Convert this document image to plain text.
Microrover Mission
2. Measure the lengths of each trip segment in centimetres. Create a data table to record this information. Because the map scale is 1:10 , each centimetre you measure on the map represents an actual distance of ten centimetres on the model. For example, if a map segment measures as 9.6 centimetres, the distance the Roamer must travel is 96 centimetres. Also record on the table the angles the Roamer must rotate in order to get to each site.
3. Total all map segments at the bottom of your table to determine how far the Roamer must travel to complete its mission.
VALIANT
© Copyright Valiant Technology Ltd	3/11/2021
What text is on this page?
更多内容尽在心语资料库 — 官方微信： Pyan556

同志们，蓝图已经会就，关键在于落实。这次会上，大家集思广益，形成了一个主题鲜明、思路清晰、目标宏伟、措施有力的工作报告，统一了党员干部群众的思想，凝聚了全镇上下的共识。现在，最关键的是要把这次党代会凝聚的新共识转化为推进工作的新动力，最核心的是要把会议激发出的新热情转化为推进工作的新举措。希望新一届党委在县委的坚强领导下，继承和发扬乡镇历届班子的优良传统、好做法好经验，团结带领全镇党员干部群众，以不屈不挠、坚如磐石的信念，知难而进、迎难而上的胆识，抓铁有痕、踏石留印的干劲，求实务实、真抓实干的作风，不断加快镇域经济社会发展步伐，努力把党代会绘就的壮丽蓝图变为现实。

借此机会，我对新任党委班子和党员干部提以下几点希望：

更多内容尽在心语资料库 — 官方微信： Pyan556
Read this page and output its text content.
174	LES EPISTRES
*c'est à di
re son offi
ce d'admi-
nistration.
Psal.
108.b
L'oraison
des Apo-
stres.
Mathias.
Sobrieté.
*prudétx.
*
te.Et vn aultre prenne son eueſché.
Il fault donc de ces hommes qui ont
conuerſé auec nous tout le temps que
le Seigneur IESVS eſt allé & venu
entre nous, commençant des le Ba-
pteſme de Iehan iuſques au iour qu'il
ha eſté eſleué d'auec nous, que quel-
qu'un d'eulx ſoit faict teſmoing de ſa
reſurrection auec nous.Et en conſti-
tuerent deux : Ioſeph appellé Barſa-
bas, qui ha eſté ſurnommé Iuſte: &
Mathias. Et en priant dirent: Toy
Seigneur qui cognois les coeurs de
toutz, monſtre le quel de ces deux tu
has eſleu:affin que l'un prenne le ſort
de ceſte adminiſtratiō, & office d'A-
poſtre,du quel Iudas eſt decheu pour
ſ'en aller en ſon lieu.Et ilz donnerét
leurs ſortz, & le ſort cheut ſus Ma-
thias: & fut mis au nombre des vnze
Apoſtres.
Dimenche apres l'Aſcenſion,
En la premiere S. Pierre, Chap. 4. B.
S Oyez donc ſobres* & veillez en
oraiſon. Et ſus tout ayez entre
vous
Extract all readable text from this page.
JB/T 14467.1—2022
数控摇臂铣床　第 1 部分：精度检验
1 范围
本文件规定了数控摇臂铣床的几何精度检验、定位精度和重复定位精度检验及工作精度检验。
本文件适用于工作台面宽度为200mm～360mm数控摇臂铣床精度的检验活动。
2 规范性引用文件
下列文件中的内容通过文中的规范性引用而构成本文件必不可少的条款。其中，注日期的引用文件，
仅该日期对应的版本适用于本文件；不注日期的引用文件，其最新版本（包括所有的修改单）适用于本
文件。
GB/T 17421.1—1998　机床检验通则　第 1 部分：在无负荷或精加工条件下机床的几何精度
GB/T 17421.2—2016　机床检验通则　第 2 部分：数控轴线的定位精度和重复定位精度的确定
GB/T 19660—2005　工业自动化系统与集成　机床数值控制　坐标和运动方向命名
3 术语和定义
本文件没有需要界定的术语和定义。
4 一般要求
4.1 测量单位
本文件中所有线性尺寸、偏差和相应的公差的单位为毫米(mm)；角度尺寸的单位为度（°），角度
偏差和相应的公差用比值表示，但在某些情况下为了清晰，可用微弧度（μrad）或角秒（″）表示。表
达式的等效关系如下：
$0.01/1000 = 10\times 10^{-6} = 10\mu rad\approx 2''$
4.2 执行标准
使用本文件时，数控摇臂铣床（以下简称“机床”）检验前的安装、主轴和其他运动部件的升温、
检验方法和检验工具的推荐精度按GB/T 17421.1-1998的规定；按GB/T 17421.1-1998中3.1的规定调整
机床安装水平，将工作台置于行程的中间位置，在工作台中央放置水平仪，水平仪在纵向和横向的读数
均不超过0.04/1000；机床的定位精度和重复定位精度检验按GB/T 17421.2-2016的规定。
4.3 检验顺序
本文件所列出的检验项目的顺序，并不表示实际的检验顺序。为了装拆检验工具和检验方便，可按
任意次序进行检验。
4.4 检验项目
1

————————

*EXERCISE DETAILS*. Extract lines where the string "Seigneur" occurs.

*SOLUTION TO THIS EXERCISE*.
le Seigneur IESVS eſt allé & venu
Seigneur qui cognois les coeurs de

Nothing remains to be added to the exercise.